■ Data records
+--
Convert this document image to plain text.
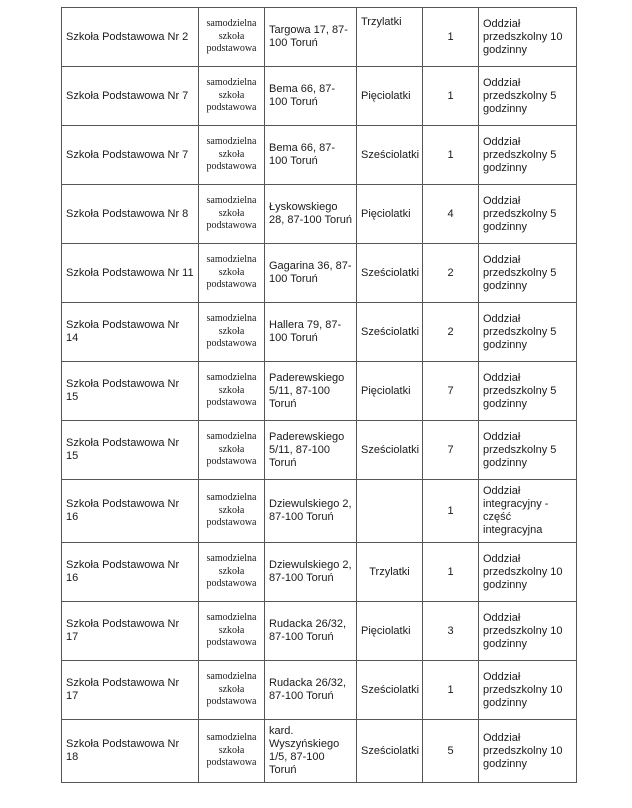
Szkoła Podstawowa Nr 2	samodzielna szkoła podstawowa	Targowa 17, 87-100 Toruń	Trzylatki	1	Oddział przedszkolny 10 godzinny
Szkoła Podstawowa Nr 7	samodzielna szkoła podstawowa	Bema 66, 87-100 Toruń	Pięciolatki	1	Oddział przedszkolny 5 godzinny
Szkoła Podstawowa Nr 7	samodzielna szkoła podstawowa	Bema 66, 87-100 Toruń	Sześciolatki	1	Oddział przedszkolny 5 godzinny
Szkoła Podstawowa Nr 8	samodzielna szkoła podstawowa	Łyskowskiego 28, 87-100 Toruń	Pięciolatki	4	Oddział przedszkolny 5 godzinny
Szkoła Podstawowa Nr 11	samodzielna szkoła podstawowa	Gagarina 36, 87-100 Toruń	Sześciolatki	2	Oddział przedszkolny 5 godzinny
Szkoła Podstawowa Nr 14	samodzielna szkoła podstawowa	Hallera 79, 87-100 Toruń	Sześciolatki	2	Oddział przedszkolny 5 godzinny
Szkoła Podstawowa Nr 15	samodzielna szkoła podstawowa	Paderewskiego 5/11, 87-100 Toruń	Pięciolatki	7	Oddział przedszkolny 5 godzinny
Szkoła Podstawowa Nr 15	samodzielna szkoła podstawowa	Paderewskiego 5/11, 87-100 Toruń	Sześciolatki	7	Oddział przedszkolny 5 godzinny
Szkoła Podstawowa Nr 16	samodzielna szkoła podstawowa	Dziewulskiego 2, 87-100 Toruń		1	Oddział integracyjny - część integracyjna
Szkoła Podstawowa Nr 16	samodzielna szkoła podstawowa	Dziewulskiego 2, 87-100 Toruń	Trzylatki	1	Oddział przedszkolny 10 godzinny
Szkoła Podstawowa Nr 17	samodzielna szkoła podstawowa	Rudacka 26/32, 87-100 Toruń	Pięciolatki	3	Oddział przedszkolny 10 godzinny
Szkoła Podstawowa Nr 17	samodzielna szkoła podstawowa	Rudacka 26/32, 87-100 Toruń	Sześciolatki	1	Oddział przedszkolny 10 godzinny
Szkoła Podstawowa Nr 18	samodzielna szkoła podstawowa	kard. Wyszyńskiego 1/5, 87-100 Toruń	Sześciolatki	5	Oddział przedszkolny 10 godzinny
+--
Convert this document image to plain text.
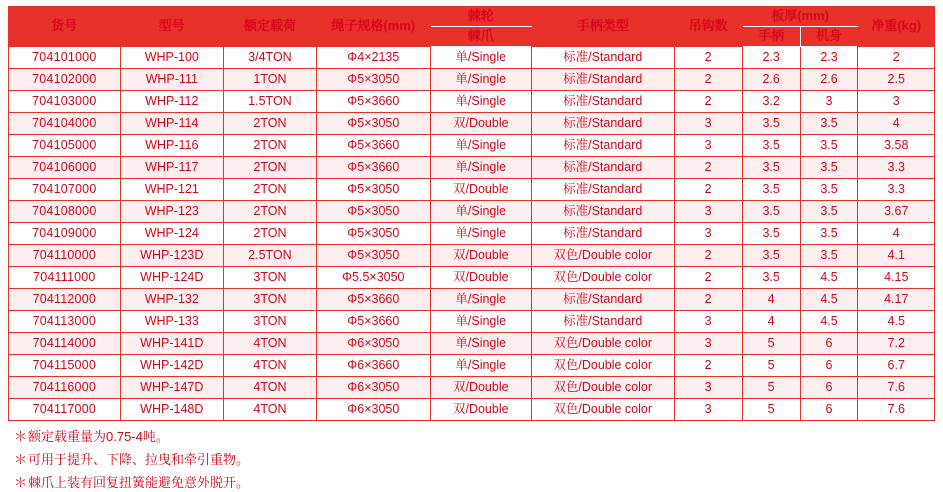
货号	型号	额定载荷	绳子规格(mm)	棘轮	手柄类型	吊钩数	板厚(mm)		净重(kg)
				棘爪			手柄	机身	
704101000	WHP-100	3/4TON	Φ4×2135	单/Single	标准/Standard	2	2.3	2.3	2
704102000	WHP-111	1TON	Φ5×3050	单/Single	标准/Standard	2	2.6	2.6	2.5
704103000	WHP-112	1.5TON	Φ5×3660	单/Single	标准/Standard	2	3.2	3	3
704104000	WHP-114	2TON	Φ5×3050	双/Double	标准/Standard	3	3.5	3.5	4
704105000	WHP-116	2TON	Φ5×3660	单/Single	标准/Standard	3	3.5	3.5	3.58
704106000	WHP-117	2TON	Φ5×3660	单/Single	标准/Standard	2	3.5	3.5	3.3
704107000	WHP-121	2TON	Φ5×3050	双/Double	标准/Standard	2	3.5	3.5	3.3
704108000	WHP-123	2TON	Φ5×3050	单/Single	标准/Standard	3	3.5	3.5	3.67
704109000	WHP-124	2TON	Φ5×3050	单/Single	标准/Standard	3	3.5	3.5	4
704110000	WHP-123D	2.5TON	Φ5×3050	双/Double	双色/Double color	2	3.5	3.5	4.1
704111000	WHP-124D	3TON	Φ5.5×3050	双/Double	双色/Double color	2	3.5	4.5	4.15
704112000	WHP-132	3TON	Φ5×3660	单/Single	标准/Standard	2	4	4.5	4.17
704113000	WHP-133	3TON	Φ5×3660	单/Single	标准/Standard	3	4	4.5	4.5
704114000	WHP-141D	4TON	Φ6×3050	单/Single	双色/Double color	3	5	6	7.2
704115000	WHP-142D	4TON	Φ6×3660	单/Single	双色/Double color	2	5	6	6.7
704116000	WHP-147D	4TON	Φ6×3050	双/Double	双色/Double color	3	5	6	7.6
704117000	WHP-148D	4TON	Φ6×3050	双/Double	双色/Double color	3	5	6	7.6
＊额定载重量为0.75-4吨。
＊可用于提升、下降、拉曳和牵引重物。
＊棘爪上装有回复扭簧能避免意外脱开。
+--
■ What you should do
Only a number is wanted: how many lines of the material include the word "Trzylatki".

■ Result for this task
2